Dataset records
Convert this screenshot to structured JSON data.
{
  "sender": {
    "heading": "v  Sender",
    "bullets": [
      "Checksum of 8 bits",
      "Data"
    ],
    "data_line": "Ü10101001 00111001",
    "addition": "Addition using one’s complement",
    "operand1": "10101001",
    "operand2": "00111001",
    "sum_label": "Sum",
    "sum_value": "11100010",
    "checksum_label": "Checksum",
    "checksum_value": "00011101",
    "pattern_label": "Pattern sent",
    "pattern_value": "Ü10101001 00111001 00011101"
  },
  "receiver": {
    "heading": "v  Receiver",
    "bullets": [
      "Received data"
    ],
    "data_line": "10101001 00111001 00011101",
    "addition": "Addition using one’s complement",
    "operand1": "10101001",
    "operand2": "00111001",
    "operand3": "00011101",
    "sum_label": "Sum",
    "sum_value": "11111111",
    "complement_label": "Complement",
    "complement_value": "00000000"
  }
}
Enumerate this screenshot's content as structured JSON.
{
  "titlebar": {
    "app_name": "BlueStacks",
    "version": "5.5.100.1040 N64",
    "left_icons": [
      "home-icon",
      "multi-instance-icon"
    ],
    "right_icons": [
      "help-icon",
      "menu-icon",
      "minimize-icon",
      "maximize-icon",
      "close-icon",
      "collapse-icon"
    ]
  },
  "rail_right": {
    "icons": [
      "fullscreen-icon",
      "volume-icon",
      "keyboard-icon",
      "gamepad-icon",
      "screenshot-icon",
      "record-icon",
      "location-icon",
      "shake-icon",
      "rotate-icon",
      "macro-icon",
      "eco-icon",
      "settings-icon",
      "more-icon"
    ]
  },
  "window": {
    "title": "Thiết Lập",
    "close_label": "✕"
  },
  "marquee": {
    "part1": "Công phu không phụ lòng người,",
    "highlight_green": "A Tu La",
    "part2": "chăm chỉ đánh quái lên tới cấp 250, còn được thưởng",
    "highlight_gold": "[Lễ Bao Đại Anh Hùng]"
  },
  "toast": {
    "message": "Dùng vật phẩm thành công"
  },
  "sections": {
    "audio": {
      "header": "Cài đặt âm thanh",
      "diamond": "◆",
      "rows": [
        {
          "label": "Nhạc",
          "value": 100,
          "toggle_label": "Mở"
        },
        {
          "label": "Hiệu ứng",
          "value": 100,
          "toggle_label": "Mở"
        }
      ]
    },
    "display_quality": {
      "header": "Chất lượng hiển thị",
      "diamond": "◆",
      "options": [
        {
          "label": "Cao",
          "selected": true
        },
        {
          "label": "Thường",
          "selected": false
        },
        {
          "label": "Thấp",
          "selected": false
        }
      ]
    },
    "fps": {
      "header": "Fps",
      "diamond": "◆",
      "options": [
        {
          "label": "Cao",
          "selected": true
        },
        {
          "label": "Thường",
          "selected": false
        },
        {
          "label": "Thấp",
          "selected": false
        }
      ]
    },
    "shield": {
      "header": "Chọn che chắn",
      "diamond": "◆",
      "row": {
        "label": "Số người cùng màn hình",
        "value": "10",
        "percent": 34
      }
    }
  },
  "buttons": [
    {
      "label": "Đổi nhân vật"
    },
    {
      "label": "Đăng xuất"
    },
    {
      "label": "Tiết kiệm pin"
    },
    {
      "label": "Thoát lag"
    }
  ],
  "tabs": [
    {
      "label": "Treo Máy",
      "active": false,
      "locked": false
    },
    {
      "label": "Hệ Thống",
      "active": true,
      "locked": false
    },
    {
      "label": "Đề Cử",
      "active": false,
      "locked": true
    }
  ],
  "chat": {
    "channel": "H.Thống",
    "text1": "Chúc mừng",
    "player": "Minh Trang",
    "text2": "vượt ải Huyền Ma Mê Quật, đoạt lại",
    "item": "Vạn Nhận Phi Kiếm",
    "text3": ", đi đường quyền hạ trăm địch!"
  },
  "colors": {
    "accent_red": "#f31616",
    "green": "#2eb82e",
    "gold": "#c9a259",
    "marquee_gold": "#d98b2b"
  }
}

The task
Transcribe the material above word for word.

Task output
Convert this screenshot to structured JSON data.
{
  "sender": {
    "heading": "v  Sender",
    "bullets": [
      "Checksum of 8 bits",
      "Data"
    ],
    "data_line": "Ü10101001 00111001",
    "addition": "Addition using one’s complement",
    "operand1": "10101001",
    "operand2": "00111001",
    "sum_label": "Sum",
    "sum_value": "11100010",
    "checksum_label": "Checksum",
    "checksum_value": "00011101",
    "pattern_label": "Pattern sent",
    "pattern_value": "Ü10101001 00111001 00011101"
  },
  "receiver": {
    "heading": "v  Receiver",
    "bullets": [
      "Received data"
    ],
    "data_line": "10101001 00111001 00011101",
    "addition": "Addition using one’s complement",
    "operand1": "10101001",
    "operand2": "00111001",
    "operand3": "00011101",
    "sum_label": "Sum",
    "sum_value": "11111111",
    "complement_label": "Complement",
    "complement_value": "00000000"
  }
}
Enumerate this screenshot's content as structured JSON.
{
  "titlebar": {
    "app_name": "BlueStacks",
    "version": "5.5.100.1040 N64",
    "left_icons": [
      "home-icon",
      "multi-instance-icon"
    ],
    "right_icons": [
      "help-icon",
      "menu-icon",
      "minimize-icon",
      "maximize-icon",
      "close-icon",
      "collapse-icon"
    ]
  },
  "rail_right": {
    "icons": [
      "fullscreen-icon",
      "volume-icon",
      "keyboard-icon",
      "gamepad-icon",
      "screenshot-icon",
      "record-icon",
      "location-icon",
      "shake-icon",
      "rotate-icon",
      "macro-icon",
      "eco-icon",
      "settings-icon",
      "more-icon"
    ]
  },
  "window": {
    "title": "Thiết Lập",
    "close_label": "✕"
  },
  "marquee": {
    "part1": "Công phu không phụ lòng người,",
    "highlight_green": "A Tu La",
    "part2": "chăm chỉ đánh quái lên tới cấp 250, còn được thưởng",
    "highlight_gold": "[Lễ Bao Đại Anh Hùng]"
  },
  "toast": {
    "message": "Dùng vật phẩm thành công"
  },
  "sections": {
    "audio": {
      "header": "Cài đặt âm thanh",
      "diamond": "◆",
      "rows": [
        {
          "label": "Nhạc",
          "value": 100,
          "toggle_label": "Mở"
        },
        {
          "label": "Hiệu ứng",
          "value": 100,
          "toggle_label": "Mở"
        }
      ]
    },
    "display_quality": {
      "header": "Chất lượng hiển thị",
      "diamond": "◆",
      "options": [
        {
          "label": "Cao",
          "selected": true
        },
        {
          "label": "Thường",
          "selected": false
        },
        {
          "label": "Thấp",
          "selected": false
        }
      ]
    },
    "fps": {
      "header": "Fps",
      "diamond": "◆",
      "options": [
        {
          "label": "Cao",
          "selected": true
        },
        {
          "label": "Thường",
          "selected": false
        },
        {
          "label": "Thấp",
          "selected": false
        }
      ]
    },
    "shield": {
      "header": "Chọn che chắn",
      "diamond": "◆",
      "row": {
        "label": "Số người cùng màn hình",
        "value": "10",
        "percent": 34
      }
    }
  },
  "buttons": [
    {
      "label": "Đổi nhân vật"
    },
    {
      "label": "Đăng xuất"
    },
    {
      "label": "Tiết kiệm pin"
    },
    {
      "label": "Thoát lag"
    }
  ],
  "tabs": [
    {
      "label": "Treo Máy",
      "active": false,
      "locked": false
    },
    {
      "label": "Hệ Thống",
      "active": true,
      "locked": false
    },
    {
      "label": "Đề Cử",
      "active": false,
      "locked": true
    }
  ],
  "chat": {
    "channel": "H.Thống",
    "text1": "Chúc mừng",
    "player": "Minh Trang",
    "text2": "vượt ải Huyền Ma Mê Quật, đoạt lại",
    "item": "Vạn Nhận Phi Kiếm",
    "text3": ", đi đường quyền hạ trăm địch!"
  },
  "colors": {
    "accent_red": "#f31616",
    "green": "#2eb82e",
    "gold": "#c9a259",
    "marquee_gold": "#d98b2b"
  }
}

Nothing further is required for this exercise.